What is the number of lines in the entries that include the word "JSON"? Respond with the number only.

begin MATERIAL FOR THE TASK

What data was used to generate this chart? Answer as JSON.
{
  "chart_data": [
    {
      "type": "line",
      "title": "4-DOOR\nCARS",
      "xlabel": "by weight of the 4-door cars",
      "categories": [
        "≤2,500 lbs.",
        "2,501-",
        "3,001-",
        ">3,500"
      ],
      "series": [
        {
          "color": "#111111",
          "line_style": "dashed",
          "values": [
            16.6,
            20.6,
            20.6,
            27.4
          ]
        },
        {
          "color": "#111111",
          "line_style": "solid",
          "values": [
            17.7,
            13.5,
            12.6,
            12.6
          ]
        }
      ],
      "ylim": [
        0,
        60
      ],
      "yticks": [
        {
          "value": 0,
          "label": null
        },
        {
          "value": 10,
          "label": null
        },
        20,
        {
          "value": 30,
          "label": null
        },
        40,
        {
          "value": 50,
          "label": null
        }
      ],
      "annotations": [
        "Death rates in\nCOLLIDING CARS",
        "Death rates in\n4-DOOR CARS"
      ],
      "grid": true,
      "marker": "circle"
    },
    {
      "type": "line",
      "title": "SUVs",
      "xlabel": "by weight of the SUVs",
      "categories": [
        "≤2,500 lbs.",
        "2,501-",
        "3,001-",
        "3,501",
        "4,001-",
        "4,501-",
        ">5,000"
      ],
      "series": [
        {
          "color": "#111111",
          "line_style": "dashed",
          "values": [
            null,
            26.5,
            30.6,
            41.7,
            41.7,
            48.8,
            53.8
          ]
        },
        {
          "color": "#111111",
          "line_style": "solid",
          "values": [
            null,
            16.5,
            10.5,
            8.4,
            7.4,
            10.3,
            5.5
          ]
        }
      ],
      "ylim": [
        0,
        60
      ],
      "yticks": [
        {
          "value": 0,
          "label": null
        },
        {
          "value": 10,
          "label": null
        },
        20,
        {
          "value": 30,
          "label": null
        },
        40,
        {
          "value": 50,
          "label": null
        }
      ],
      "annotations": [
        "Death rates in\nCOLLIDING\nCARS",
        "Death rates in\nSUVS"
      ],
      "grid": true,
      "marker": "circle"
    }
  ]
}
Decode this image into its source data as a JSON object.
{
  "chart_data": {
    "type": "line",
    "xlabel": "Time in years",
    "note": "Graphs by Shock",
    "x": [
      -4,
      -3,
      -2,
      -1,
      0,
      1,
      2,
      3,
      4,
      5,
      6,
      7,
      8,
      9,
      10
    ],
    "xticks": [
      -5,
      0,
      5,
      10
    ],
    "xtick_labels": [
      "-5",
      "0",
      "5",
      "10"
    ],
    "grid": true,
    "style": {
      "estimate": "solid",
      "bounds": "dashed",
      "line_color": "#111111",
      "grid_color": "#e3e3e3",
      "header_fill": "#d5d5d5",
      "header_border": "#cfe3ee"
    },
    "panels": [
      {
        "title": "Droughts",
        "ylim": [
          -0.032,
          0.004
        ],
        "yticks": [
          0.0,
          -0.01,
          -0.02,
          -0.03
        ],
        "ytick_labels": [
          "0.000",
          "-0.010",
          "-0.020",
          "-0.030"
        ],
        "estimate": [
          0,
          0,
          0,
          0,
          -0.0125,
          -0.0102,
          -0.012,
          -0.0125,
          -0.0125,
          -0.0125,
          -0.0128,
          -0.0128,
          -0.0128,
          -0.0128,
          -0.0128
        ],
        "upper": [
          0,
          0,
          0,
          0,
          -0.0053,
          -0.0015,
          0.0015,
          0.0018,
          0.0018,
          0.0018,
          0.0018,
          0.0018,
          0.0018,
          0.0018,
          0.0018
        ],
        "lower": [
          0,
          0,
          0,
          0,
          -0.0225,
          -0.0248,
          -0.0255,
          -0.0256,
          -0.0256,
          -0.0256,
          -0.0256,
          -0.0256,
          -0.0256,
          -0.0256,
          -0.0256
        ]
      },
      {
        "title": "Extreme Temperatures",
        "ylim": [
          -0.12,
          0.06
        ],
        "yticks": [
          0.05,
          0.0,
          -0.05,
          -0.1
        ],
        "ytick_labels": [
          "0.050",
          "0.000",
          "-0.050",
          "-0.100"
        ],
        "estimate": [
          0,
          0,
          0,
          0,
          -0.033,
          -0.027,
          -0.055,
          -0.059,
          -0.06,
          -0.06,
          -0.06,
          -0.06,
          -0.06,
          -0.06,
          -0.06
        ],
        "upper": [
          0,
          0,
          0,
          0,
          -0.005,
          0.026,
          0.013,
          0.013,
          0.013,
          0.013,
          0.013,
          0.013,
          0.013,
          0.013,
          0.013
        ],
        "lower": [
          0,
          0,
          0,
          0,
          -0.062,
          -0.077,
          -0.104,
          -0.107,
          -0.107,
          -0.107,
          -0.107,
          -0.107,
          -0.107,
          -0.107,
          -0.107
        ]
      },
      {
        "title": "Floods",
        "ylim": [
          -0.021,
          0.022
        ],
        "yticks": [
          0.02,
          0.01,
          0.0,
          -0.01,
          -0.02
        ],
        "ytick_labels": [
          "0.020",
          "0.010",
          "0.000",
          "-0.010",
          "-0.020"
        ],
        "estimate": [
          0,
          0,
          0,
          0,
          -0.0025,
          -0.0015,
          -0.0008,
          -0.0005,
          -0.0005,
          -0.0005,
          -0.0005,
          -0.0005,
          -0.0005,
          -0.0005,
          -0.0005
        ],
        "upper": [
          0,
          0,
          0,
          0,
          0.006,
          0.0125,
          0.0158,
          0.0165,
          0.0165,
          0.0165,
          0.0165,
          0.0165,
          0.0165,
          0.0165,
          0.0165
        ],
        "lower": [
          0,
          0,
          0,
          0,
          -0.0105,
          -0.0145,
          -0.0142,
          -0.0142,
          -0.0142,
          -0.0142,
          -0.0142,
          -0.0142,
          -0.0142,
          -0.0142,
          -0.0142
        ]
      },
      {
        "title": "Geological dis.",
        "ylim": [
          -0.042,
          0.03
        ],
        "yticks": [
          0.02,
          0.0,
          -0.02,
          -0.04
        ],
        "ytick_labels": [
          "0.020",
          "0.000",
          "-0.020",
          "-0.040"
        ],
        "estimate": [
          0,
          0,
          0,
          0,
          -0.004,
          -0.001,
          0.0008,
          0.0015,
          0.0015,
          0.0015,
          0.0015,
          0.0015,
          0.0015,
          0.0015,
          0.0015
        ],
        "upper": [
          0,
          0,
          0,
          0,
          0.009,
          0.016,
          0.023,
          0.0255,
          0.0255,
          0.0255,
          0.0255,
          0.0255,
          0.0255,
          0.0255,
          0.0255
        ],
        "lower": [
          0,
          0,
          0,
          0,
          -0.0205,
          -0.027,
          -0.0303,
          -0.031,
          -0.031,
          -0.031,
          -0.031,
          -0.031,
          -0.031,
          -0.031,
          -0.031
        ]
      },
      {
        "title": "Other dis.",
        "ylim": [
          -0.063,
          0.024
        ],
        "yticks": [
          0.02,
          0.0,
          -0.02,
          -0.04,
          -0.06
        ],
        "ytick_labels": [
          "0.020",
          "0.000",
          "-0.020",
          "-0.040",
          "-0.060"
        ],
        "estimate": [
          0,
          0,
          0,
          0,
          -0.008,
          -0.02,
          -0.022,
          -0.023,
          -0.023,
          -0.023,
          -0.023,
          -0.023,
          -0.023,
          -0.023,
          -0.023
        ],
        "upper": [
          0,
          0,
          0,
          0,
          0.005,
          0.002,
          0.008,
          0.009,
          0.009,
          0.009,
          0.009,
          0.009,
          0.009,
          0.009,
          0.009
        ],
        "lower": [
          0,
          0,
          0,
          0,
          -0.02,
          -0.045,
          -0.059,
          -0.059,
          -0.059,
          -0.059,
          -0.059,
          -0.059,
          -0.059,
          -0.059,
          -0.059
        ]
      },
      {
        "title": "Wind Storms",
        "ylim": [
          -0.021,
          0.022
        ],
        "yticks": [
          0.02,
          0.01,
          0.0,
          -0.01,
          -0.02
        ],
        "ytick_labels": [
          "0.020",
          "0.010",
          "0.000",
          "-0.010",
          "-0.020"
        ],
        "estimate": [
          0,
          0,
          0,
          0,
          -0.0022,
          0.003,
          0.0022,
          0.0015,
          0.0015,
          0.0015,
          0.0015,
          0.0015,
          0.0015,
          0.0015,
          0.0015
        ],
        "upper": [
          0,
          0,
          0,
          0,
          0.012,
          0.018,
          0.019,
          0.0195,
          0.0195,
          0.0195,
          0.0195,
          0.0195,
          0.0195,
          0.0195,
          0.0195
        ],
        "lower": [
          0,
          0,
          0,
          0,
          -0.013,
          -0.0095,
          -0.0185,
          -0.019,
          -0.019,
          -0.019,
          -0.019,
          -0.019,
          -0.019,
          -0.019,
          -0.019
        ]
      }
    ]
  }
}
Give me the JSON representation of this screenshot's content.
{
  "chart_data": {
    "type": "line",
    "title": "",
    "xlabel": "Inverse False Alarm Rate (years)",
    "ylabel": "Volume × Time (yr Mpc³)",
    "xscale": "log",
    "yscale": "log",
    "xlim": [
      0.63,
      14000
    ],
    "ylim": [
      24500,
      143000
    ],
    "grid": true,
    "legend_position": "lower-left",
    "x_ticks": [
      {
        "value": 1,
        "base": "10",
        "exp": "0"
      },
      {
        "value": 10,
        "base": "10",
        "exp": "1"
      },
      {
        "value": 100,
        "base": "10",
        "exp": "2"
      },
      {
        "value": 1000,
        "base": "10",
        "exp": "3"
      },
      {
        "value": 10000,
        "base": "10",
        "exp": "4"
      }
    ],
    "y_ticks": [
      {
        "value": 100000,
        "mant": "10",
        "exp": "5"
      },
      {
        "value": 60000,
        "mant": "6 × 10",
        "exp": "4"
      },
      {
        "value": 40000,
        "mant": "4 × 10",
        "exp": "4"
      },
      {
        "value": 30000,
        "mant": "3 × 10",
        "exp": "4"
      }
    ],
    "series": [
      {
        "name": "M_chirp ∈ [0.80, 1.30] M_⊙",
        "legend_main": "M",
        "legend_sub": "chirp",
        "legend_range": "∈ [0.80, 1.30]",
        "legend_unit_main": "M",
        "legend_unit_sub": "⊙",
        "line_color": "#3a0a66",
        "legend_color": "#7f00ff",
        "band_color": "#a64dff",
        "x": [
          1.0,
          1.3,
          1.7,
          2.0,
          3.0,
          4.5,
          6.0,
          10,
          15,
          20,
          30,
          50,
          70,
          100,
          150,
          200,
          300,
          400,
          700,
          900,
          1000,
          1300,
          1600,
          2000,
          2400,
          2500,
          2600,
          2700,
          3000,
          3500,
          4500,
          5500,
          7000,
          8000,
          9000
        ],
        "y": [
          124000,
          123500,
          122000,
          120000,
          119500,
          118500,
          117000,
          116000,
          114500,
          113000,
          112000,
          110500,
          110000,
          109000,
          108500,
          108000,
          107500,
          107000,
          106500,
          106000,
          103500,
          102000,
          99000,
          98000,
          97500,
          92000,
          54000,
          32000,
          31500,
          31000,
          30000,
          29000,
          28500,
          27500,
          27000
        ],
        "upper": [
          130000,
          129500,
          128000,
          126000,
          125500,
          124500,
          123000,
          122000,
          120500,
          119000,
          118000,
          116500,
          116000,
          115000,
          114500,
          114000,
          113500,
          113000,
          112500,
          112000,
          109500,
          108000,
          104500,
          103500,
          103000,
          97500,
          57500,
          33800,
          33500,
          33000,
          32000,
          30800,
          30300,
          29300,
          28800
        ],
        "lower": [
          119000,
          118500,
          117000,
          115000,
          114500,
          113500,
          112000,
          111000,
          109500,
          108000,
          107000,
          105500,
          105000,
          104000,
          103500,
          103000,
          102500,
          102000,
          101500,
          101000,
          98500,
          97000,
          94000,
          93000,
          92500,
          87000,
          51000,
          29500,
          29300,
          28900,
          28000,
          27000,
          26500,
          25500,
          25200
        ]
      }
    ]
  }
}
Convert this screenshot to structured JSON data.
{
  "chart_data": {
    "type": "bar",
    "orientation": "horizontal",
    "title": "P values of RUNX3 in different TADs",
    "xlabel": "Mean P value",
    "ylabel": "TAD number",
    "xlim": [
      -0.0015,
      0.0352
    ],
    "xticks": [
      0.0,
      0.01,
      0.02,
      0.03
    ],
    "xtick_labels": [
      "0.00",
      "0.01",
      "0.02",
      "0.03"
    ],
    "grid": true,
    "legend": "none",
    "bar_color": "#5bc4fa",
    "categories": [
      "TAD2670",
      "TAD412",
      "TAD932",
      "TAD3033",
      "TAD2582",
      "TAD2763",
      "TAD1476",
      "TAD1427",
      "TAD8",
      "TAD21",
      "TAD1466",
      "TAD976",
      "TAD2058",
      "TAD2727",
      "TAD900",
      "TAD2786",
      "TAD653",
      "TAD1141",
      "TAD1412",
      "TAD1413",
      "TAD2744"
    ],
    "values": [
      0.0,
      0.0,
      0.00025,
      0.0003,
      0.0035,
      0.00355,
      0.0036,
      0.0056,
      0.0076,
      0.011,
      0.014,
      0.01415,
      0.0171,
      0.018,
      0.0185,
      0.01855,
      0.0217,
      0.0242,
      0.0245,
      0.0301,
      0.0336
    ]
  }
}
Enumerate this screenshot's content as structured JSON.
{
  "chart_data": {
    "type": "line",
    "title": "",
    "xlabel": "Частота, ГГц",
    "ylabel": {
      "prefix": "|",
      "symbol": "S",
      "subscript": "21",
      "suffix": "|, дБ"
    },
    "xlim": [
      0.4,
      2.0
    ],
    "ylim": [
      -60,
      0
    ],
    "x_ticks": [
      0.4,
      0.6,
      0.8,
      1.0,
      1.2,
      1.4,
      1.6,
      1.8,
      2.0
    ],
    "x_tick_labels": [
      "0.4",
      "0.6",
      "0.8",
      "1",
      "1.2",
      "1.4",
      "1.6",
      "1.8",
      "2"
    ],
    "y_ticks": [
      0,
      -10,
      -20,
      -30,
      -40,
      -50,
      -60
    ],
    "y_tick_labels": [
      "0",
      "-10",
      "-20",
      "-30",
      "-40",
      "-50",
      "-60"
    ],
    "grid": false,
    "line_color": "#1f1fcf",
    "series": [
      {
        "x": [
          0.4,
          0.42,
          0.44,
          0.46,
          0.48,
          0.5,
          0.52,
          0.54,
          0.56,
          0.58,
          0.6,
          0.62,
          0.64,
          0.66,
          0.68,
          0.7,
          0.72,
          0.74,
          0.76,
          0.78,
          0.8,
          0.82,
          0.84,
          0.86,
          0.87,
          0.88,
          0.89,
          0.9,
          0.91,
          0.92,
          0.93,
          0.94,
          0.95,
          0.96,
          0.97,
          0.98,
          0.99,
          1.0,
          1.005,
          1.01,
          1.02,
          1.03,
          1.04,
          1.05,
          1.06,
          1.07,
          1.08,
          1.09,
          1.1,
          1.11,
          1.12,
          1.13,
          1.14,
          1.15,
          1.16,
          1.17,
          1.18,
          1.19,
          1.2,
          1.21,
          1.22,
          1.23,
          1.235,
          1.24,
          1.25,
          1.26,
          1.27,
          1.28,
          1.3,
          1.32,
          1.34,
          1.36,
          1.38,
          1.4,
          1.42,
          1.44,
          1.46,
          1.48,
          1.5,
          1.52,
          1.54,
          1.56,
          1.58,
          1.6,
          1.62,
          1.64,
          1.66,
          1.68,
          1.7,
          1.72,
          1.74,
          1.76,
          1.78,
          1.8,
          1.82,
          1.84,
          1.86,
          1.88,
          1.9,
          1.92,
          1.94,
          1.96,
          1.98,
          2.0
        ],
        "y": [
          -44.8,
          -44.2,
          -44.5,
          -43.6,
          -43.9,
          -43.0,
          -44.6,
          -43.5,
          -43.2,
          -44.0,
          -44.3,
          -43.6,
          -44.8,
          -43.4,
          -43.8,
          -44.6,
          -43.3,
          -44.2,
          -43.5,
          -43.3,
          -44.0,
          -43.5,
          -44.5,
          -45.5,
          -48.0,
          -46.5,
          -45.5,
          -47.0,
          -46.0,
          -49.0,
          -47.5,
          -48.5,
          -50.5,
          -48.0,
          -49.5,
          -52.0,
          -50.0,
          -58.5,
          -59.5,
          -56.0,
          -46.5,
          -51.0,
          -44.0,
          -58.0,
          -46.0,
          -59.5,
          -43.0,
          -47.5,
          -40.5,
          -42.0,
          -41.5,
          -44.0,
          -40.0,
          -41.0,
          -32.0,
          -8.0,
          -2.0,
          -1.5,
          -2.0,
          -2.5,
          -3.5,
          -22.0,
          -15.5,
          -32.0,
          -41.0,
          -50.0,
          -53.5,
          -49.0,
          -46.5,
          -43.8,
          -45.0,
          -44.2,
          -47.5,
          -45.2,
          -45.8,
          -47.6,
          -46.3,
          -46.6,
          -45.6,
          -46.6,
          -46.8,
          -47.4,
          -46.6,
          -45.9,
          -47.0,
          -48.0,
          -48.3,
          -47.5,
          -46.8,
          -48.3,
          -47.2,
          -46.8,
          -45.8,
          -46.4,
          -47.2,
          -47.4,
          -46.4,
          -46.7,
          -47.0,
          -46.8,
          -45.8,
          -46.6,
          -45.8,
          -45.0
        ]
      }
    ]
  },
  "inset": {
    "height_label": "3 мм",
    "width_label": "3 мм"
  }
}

end MATERIAL FOR THE TASK

[RESPONSE]
5